> _Data to use_:
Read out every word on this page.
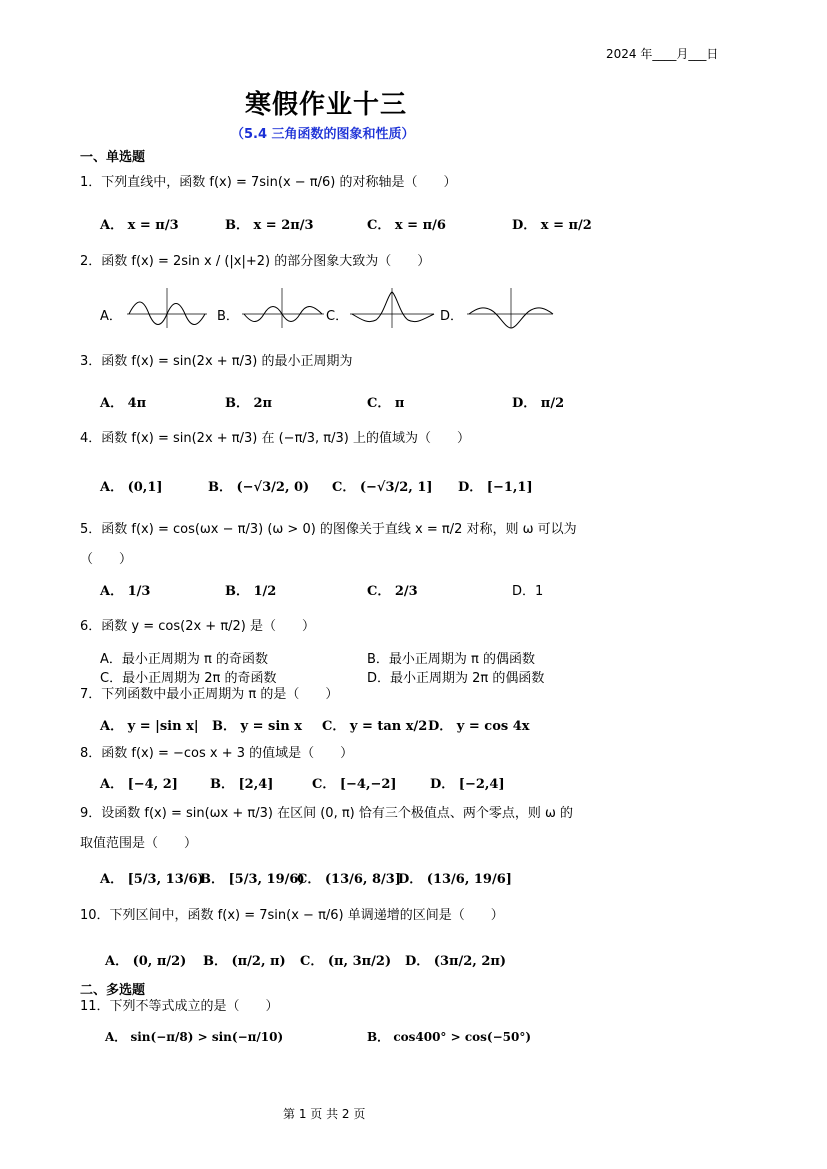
2024 年____月___日
寒假作业十三
（5.4 三角函数的图象和性质）
一、单选题
1．下列直线中，函数 f(x) = 7sin(x − π/6) 的对称轴是（　　）
A． x = π/3	B． x = 2π/3	C． x = π/6	D． x = π/2
2．函数 f(x) = 2sin x / (|x|+2) 的部分图象大致为（　　）
A．	B．	C．	D．
3．函数 f(x) = sin(2x + π/3) 的最小正周期为
A． 4π	B． 2π	C． π	D． π/2
4．函数 f(x) = sin(2x + π/3) 在 (−π/3, π/3) 上的值域为（　　）
A． (0,1]	B． (−√3/2, 0) C． (−√3/2, 1] D． [−1,1]
5．函数 f(x) = cos(ωx − π/3) (ω > 0) 的图像关于直线 x = π/2 对称，则 ω 可以为
（　　）
A． 1/3	B． 1/2	C． 2/3	D．1
6．函数 y = cos(2x + π/2) 是（　　）
A．最小正周期为 π 的奇函数	B．最小正周期为 π 的偶函数
C．最小正周期为 2π 的奇函数	D．最小正周期为 2π 的偶函数
7．下列函数中最小正周期为 π 的是（　　）
A． y = |sin x| B． y = sin x C． y = tan x/2 D． y = cos 4x
8．函数 f(x) = −cos x + 3 的值域是（　　）
A． [−4, 2] B． [2,4]	C． [−4,−2]	D． [−2,4]
9．设函数 f(x) = sin(ωx + π/3) 在区间 (0, π) 恰有三个极值点、两个零点，则 ω 的
取值范围是（　　）
A． [5/3, 13/6)
B． [5/3, 19/6)
C． (13/6, 8/3]
D． (13/6, 19/6]
10．下列区间中，函数 f(x) = 7sin(x − π/6) 单调递增的区间是（　　）
A． (0, π/2) B． (π/2, π) C． (π, 3π/2) D． (3π/2, 2π)
二、多选题
11．下列不等式成立的是（　　）
A． sin(−π/8) > sin(−π/10)	B． cos400° > cos(−50°)
第 1 页 共 2 页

> _What is asked_: Copy all the lines of data exactly as they appear, dropping any images.

> _Result of the exercise_:
Read out every word on this page.
2024 年____月___日
寒假作业十三
（5.4 三角函数的图象和性质）
一、单选题
1．下列直线中，函数 f(x) = 7sin(x − π/6) 的对称轴是（　　）
A． x = π/3	B． x = 2π/3	C． x = π/6	D． x = π/2
2．函数 f(x) = 2sin x / (|x|+2) 的部分图象大致为（　　）
A．	B．	C．	D．
3．函数 f(x) = sin(2x + π/3) 的最小正周期为
A． 4π	B． 2π	C． π	D． π/2
4．函数 f(x) = sin(2x + π/3) 在 (−π/3, π/3) 上的值域为（　　）
A． (0,1]	B． (−√3/2, 0) C． (−√3/2, 1] D． [−1,1]
5．函数 f(x) = cos(ωx − π/3) (ω > 0) 的图像关于直线 x = π/2 对称，则 ω 可以为
（　　）
A． 1/3	B． 1/2	C． 2/3	D．1
6．函数 y = cos(2x + π/2) 是（　　）
A．最小正周期为 π 的奇函数	B．最小正周期为 π 的偶函数
C．最小正周期为 2π 的奇函数	D．最小正周期为 2π 的偶函数
7．下列函数中最小正周期为 π 的是（　　）
A． y = |sin x| B． y = sin x C． y = tan x/2 D． y = cos 4x
8．函数 f(x) = −cos x + 3 的值域是（　　）
A． [−4, 2] B． [2,4]	C． [−4,−2]	D． [−2,4]
9．设函数 f(x) = sin(ωx + π/3) 在区间 (0, π) 恰有三个极值点、两个零点，则 ω 的
取值范围是（　　）
A． [5/3, 13/6)
B． [5/3, 19/6)
C． (13/6, 8/3]
D． (13/6, 19/6]
10．下列区间中，函数 f(x) = 7sin(x − π/6) 单调递增的区间是（　　）
A． (0, π/2) B． (π/2, π) C． (π, 3π/2) D． (3π/2, 2π)
二、多选题
11．下列不等式成立的是（　　）
A． sin(−π/8) > sin(−π/10)	B． cos400° > cos(−50°)
第 1 页 共 2 页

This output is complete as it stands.